DO THIS: Report every line in the listing below where the string "from" shows up.

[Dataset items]
┏━━

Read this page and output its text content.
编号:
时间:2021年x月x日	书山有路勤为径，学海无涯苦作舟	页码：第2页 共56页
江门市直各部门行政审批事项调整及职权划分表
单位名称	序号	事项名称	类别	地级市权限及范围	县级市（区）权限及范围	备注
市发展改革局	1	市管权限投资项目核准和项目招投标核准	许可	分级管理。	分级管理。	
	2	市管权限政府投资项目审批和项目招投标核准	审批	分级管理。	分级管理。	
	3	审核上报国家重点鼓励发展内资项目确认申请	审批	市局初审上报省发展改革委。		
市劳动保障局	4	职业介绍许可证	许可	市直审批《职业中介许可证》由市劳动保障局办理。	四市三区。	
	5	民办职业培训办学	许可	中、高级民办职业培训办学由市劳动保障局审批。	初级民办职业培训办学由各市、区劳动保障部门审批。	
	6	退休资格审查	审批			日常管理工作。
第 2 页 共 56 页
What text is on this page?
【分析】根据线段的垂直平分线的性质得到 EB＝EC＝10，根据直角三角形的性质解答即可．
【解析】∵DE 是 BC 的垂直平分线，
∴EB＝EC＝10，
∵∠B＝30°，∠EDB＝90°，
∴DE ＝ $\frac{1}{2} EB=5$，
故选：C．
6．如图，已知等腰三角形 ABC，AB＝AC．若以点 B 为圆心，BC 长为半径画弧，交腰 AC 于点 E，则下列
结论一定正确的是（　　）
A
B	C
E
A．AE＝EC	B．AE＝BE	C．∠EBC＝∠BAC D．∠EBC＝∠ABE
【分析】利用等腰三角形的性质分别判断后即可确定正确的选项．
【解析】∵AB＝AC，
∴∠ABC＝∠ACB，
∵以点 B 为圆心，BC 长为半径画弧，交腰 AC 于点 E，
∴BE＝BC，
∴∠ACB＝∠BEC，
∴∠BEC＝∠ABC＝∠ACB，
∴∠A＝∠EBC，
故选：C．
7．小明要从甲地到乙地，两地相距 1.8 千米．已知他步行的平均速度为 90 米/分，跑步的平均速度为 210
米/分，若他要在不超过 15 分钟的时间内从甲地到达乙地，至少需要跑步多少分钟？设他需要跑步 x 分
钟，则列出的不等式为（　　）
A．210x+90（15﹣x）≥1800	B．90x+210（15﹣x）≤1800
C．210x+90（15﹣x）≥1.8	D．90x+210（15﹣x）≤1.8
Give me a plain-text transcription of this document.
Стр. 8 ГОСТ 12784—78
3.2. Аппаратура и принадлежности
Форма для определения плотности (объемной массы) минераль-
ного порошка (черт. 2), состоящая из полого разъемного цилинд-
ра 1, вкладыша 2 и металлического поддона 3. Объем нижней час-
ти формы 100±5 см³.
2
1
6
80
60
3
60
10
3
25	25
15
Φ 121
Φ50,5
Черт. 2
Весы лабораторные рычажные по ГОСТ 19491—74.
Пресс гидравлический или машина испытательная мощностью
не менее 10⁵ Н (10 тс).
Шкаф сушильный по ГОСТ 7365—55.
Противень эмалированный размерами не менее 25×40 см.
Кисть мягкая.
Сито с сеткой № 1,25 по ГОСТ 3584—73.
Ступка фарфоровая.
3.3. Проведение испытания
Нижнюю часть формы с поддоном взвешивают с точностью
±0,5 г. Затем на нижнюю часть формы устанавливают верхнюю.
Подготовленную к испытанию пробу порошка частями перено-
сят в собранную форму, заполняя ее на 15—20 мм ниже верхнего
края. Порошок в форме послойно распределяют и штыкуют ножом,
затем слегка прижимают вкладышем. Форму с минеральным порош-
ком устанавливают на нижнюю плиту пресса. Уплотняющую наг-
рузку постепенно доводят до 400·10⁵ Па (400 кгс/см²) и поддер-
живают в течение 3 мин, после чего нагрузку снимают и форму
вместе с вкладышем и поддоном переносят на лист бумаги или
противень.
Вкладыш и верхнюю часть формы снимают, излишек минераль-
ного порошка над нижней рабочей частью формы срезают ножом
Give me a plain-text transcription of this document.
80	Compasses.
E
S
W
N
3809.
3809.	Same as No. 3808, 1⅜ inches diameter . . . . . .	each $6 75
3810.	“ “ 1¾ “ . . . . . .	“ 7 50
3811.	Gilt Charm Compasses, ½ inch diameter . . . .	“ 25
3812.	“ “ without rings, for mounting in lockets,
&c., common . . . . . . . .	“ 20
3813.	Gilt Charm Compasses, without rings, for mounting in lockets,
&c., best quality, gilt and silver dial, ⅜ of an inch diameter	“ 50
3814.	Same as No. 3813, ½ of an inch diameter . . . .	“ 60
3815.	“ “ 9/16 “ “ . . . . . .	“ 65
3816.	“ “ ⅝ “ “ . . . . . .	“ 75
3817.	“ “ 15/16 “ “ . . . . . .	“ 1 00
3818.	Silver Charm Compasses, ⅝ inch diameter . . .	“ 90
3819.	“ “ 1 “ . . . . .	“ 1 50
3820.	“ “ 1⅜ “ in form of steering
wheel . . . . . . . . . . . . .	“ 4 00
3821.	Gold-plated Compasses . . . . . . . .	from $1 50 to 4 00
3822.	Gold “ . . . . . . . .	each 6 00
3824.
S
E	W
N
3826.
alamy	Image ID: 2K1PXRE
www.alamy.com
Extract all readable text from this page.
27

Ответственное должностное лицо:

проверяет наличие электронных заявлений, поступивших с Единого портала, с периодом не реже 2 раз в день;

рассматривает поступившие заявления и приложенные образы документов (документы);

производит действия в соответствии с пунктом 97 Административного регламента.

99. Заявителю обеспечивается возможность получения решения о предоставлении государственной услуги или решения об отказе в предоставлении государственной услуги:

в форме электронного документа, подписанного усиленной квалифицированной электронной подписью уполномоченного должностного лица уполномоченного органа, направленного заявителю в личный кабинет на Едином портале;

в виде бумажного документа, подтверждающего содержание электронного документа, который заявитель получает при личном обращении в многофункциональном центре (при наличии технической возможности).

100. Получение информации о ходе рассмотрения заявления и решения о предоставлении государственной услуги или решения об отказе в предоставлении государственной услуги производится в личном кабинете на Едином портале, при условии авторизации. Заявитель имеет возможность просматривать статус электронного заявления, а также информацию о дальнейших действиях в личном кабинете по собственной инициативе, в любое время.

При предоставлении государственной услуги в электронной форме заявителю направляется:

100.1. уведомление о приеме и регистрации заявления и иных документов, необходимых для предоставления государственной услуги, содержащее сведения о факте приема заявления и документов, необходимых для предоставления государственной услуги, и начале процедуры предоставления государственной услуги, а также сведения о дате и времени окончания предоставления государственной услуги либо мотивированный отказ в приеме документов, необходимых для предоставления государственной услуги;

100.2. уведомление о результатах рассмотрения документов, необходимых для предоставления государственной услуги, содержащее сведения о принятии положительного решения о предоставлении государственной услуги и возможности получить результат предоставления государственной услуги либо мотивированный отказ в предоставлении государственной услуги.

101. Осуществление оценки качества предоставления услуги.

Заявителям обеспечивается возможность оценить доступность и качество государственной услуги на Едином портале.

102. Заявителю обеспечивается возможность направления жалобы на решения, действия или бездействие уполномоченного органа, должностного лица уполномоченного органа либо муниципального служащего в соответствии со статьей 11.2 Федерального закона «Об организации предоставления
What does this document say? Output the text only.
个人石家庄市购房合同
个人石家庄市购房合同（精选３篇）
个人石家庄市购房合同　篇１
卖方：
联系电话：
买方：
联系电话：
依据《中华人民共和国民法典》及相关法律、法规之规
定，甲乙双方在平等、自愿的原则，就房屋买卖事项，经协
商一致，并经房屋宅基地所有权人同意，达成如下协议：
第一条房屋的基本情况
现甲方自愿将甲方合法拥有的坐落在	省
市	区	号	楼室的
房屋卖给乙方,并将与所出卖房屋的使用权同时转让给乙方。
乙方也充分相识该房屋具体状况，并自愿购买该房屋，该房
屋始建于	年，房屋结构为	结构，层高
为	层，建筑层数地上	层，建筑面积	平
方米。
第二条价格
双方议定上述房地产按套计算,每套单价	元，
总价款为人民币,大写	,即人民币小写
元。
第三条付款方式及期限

┗━━

TASK SOLUTION:
3821.	Gold-plated Compasses . . . . . . . .	from $1 50 to 4 00
Extract all readable text from this page.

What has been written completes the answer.